Please present the material from the line with "510, 811, 570]" to the line with "131, 1025, 132]", both included, as a Markdown table with the columns Row and Text, numbering each line and leaving out blank lines.

== EXTRACTED DATA

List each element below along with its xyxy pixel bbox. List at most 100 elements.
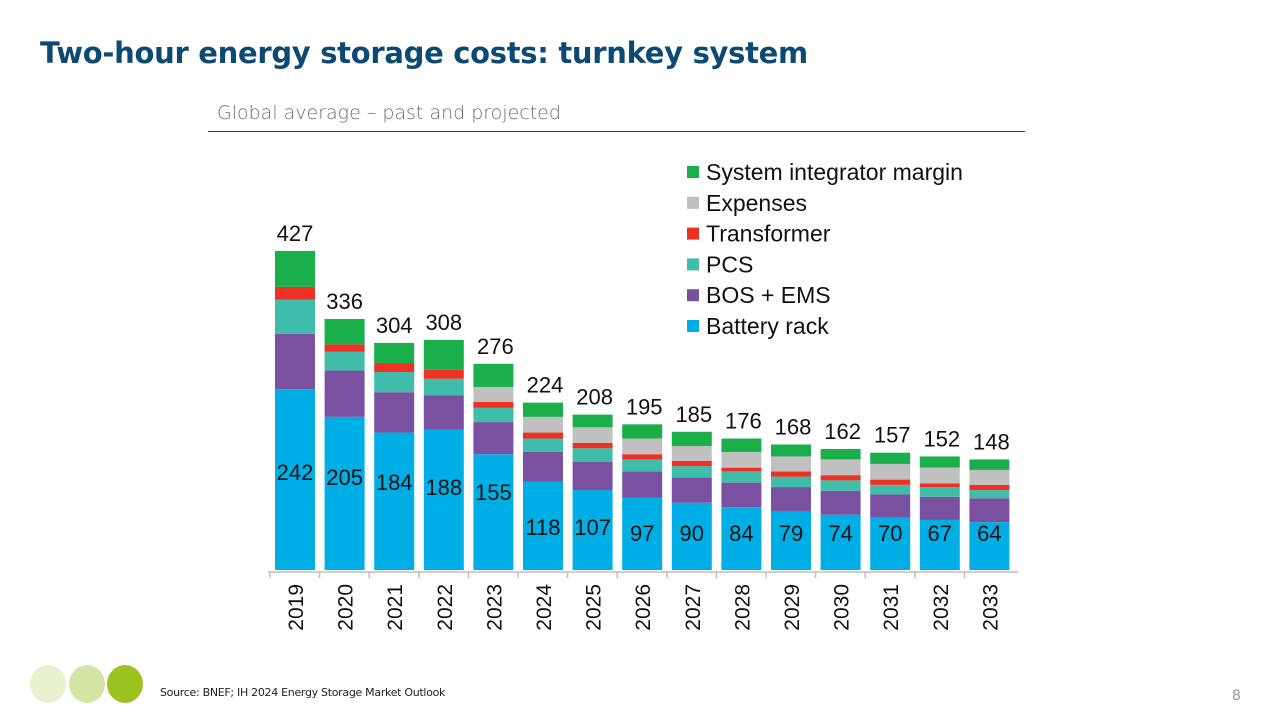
bar-segment-battery-rack	[771, 510, 811, 570]
bar-segment-battery-rack	[622, 497, 663, 570]
legend-swatch	[687, 227, 699, 240]
total-label: 276	[477, 334, 514, 359]
bar-segment-pcs	[374, 372, 415, 393]
bar-segment-transformer	[969, 484, 1010, 491]
page-number: 8	[1232, 688, 1241, 704]
x-tick-label: 2025	[583, 584, 606, 631]
bar-segment-transformer	[523, 432, 563, 439]
subtitle-underline	[208, 131, 1025, 132]
bar-segment-battery-rack	[969, 522, 1010, 570]
x-tick-label: 2019	[285, 584, 308, 631]
total-label: 152	[923, 426, 960, 451]
dot-2	[69, 665, 105, 703]
bar-segment-pcs	[275, 299, 315, 334]
bar-segment-bos-ems	[374, 392, 415, 433]
bar-segment-transformer	[671, 460, 712, 467]
source-note: Source: BNEF; IH 2024 Energy Storage Mar…	[160, 686, 446, 699]
bar-segment-bos-ems	[721, 482, 762, 508]
bar-segment-bos-ems	[423, 395, 464, 430]
battery-value-label: 90	[680, 521, 704, 546]
bar-segment-pcs	[671, 466, 712, 478]
bar-segment-transformer	[870, 479, 911, 485]
bar-segment-pcs	[423, 378, 464, 396]
bar-segment-transformer	[275, 286, 315, 300]
bar-segment-battery-rack	[275, 389, 315, 570]
bar-segment-system-integrator-margin	[572, 414, 613, 428]
battery-value-label: 205	[326, 465, 363, 490]
legend-swatch	[687, 289, 699, 302]
bar-segment-system-integrator-margin	[622, 424, 663, 439]
bar-segment-expenses	[622, 438, 663, 455]
dot-1	[30, 665, 66, 703]
bar-segment-battery-rack	[572, 490, 613, 570]
legend-label: Expenses	[706, 190, 807, 216]
bar-segment-bos-ems	[671, 477, 712, 503]
bar-segment-bos-ems	[473, 422, 514, 455]
legend-swatch	[687, 196, 699, 209]
bar-segment-battery-rack	[721, 507, 762, 570]
bar-segment-transformer	[820, 475, 861, 481]
bar-segment-system-integrator-margin	[275, 251, 315, 287]
bar-segment-expenses	[919, 467, 960, 484]
bar-segment-battery-rack	[820, 514, 861, 570]
battery-value-label: 242	[277, 460, 314, 485]
bars-group	[275, 251, 1010, 570]
legend-swatch	[687, 258, 699, 271]
bar-segment-system-integrator-margin	[671, 431, 712, 446]
bar-segment-pcs	[622, 459, 663, 472]
bar-segment-system-integrator-margin	[870, 452, 911, 464]
battery-value-label: 107	[574, 515, 611, 540]
bar-segment-system-integrator-margin	[969, 459, 1010, 470]
battery-value-label: 74	[828, 521, 852, 546]
slide-title: Two-hour energy storage costs: turnkey s…	[40, 36, 808, 70]
x-tick-label: 2030	[831, 584, 854, 631]
legend-label: Battery rack	[706, 313, 829, 339]
bar-segment-battery-rack	[870, 517, 911, 570]
bar-segment-system-integrator-margin	[919, 456, 960, 468]
battery-value-label: 64	[977, 521, 1001, 546]
bar-segment-transformer	[324, 344, 365, 352]
total-label: 304	[376, 313, 413, 338]
bar-segment-system-integrator-margin	[771, 444, 811, 457]
bar-segment-system-integrator-margin	[523, 402, 563, 417]
bar-segment-bos-ems	[969, 498, 1010, 523]
bar-segment-bos-ems	[622, 471, 663, 498]
battery-value-label: 70	[878, 521, 902, 546]
bar-segment-bos-ems	[870, 494, 911, 518]
bar-segment-transformer	[572, 442, 613, 449]
battery-value-label: 155	[475, 480, 512, 505]
x-tick-label: 2023	[483, 584, 506, 631]
bar-segment-pcs	[870, 484, 911, 495]
total-label: 162	[824, 419, 861, 444]
bar-segment-bos-ems	[771, 487, 811, 511]
bar-segment-pcs	[324, 351, 365, 371]
chart-subtitle: Global average – past and projected	[217, 102, 561, 124]
bar-segment-system-integrator-margin	[473, 363, 514, 387]
bar-segment-transformer	[374, 363, 415, 373]
bar-segment-system-integrator-margin	[721, 438, 762, 452]
bar-segment-battery-rack	[523, 481, 563, 570]
bar-segment-system-integrator-margin	[423, 339, 464, 370]
x-tick-label: 2031	[880, 584, 903, 631]
bar-segment-transformer	[622, 454, 663, 460]
legend-swatch	[687, 166, 699, 178]
bar-segment-bos-ems	[523, 451, 563, 482]
bar-segment-battery-rack	[324, 416, 365, 570]
bar-segment-pcs	[771, 476, 811, 488]
x-tick-label: 2028	[731, 584, 754, 631]
bar-segment-transformer	[771, 471, 811, 477]
bar-segment-expenses	[820, 459, 861, 476]
bar-segment-transformer	[721, 467, 762, 472]
battery-value-label: 184	[376, 470, 413, 495]
battery-value-label: 67	[928, 521, 952, 546]
x-tick-label: 2022	[434, 584, 457, 631]
bar-segment-bos-ems	[324, 370, 365, 417]
total-label: 168	[775, 414, 812, 439]
bar-segment-pcs	[721, 471, 762, 483]
legend-label: Transformer	[706, 221, 831, 247]
x-tick-label: 2032	[930, 584, 953, 631]
bar-segment-system-integrator-margin	[324, 318, 365, 345]
x-axis: 2019 2020 2021 2022 2023 2024 2025 2026 2027 2028…	[268, 571, 1018, 631]
bar-segment-expenses	[870, 463, 911, 480]
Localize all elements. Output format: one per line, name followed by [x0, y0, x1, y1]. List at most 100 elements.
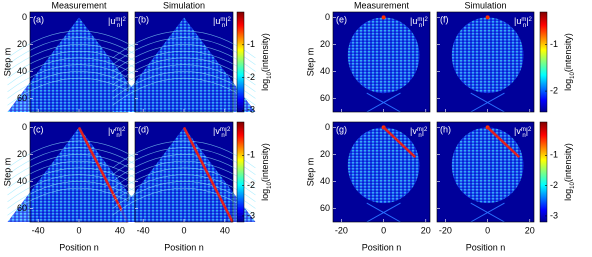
- annotation-part: 2: [425, 17, 429, 23]
- heatmap-tail: [470, 202, 505, 223]
- annotation-part: n: [522, 133, 525, 139]
- annotation-part: |v: [213, 126, 220, 136]
- y-axis-label: Step m: [2, 158, 12, 187]
- colorbar-tick-label: -3: [247, 105, 255, 115]
- annotation-part: |: [422, 16, 424, 26]
- y-tick-label: 0: [325, 12, 330, 22]
- heatmap-fringe: [7, 147, 151, 175]
- colorbar: [539, 121, 548, 223]
- colorbar-label-part: log: [260, 79, 270, 91]
- colorbar-label-part: (intensity): [563, 143, 573, 182]
- annotation-part: 2: [228, 17, 232, 23]
- panel-label: (h): [440, 124, 451, 134]
- annotation-part: m: [417, 127, 422, 133]
- colorbar-label: log10(intensity): [563, 33, 575, 91]
- heatmap-lens: [451, 17, 524, 94]
- colorbar-label: log10(intensity): [260, 33, 272, 91]
- annotation-part: m: [220, 17, 225, 23]
- colorbar: [539, 11, 548, 113]
- colorbar-label-part: 10: [570, 182, 576, 189]
- x-tick-label: -20: [335, 225, 348, 235]
- y-tick-label: 40: [320, 66, 330, 76]
- x-tick-label: 20: [421, 225, 431, 235]
- heatmap-source: [381, 15, 386, 20]
- annotation-part: |v: [108, 126, 115, 136]
- colorbar-tick-label: -3: [550, 210, 558, 220]
- heatmap-fringe: [7, 167, 151, 196]
- panel-label: (f): [440, 14, 449, 24]
- heatmap-edge: [182, 126, 234, 223]
- colorbar-label: log10(intensity): [260, 143, 272, 201]
- x-tick-label: 20: [525, 225, 535, 235]
- colorbar-label-part: 10: [570, 72, 576, 79]
- y-tick-label: 40: [17, 66, 27, 76]
- heatmap-fringe: [7, 37, 151, 65]
- annotation-part: |u: [410, 16, 417, 26]
- annotation-part: |: [526, 126, 528, 136]
- annotation-part: n: [221, 133, 224, 139]
- annotation-part: |: [225, 126, 227, 136]
- panel-frame: [332, 121, 431, 223]
- panel-title: Simulation: [464, 0, 506, 10]
- x-tick-label: 0: [485, 225, 490, 235]
- y-tick-label: 0: [325, 122, 330, 132]
- y-tick-label: 60: [320, 203, 330, 213]
- annotation-part: n: [419, 23, 422, 29]
- x-tick-label: 0: [381, 225, 386, 235]
- annotation-part: |: [526, 16, 528, 26]
- heatmap-tail: [366, 202, 401, 223]
- colorbar-label-part: log: [563, 79, 573, 91]
- colorbar-tick-label: -2: [550, 180, 558, 190]
- colorbar-tick-label: -2: [247, 180, 255, 190]
- annotation: |um n|2: [410, 16, 429, 28]
- panel-label: (g): [336, 124, 347, 134]
- annotation-part: |v: [514, 126, 521, 136]
- heatmap-lens: [347, 127, 420, 204]
- annotation: |vm n|2: [410, 126, 428, 138]
- annotation-part: |u: [514, 16, 521, 26]
- x-tick-label: 0: [76, 225, 81, 235]
- heatmap-source: [485, 15, 490, 20]
- heatmap-edge: [486, 126, 521, 159]
- heatmap-fringe: [7, 44, 151, 72]
- annotation-part: m: [521, 17, 526, 23]
- panel-frame: [436, 11, 535, 113]
- colorbar-tick-label: -2: [550, 85, 558, 95]
- annotation: |vm n|2: [514, 126, 532, 138]
- annotation-part: m: [115, 17, 120, 23]
- annotation: |um n|2: [514, 16, 533, 28]
- annotation-part: m: [521, 127, 526, 133]
- heatmap-fringe: [7, 64, 151, 92]
- annotation-part: n: [117, 23, 120, 29]
- annotation-part: |v: [410, 126, 417, 136]
- x-tick-label: -40: [32, 225, 45, 235]
- colorbar: [236, 121, 245, 223]
- heatmap-fringe: [7, 140, 151, 169]
- annotation: |um n|2: [213, 16, 232, 28]
- annotation-part: |: [120, 16, 122, 26]
- x-tick-label: 0: [181, 225, 186, 235]
- colorbar: [236, 11, 245, 113]
- annotation-part: 2: [123, 17, 127, 23]
- x-tick-label: 40: [115, 225, 125, 235]
- x-tick-label: -40: [137, 225, 150, 235]
- colorbar-label-part: (intensity): [563, 33, 573, 72]
- colorbar-tick-label: -3: [247, 210, 255, 220]
- heatmap-edge: [382, 126, 417, 159]
- annotation: |um n|2: [108, 16, 127, 28]
- annotation-part: 2: [122, 127, 126, 133]
- colorbar-label-part: log: [260, 189, 270, 201]
- annotation-part: |u: [213, 16, 220, 26]
- colorbar-label-part: log: [563, 189, 573, 201]
- colorbar-label-part: (intensity): [260, 143, 270, 182]
- annotation-part: |: [422, 126, 424, 136]
- heatmap-tail: [470, 92, 505, 113]
- annotation-part: |u: [108, 16, 115, 26]
- panel-label: (c): [33, 124, 44, 134]
- x-axis-label: Position n: [59, 242, 99, 252]
- annotation-part: n: [523, 23, 526, 29]
- heatmap-fringe: [7, 57, 151, 86]
- heatmap-fringe: [7, 174, 151, 202]
- heatmap-fringe: [7, 161, 151, 189]
- heatmap-fringe: [7, 30, 151, 59]
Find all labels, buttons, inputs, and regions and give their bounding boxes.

====

**EXERCISE ANSWER**.
| Row | Text |
|---|---|
| 1 | bar-segment-battery-rack	[771, 510, 811, 570] |
| 2 | bar-segment-battery-rack	[622, 497, 663, 570] |
| 3 | legend-swatch	[687, 227, 699, 240] |
| 4 | total-label: 276	[477, 334, 514, 359] |
| 5 | bar-segment-pcs	[374, 372, 415, 393] |
| 6 | bar-segment-transformer	[969, 484, 1010, 491] |
| 7 | page-number: 8	[1232, 688, 1241, 704] |
| 8 | x-tick-label: 2025	[583, 584, 606, 631] |
| 9 | bar-segment-transformer	[523, 432, 563, 439] |
| 10 | subtitle-underline	[208, 131, 1025, 132] |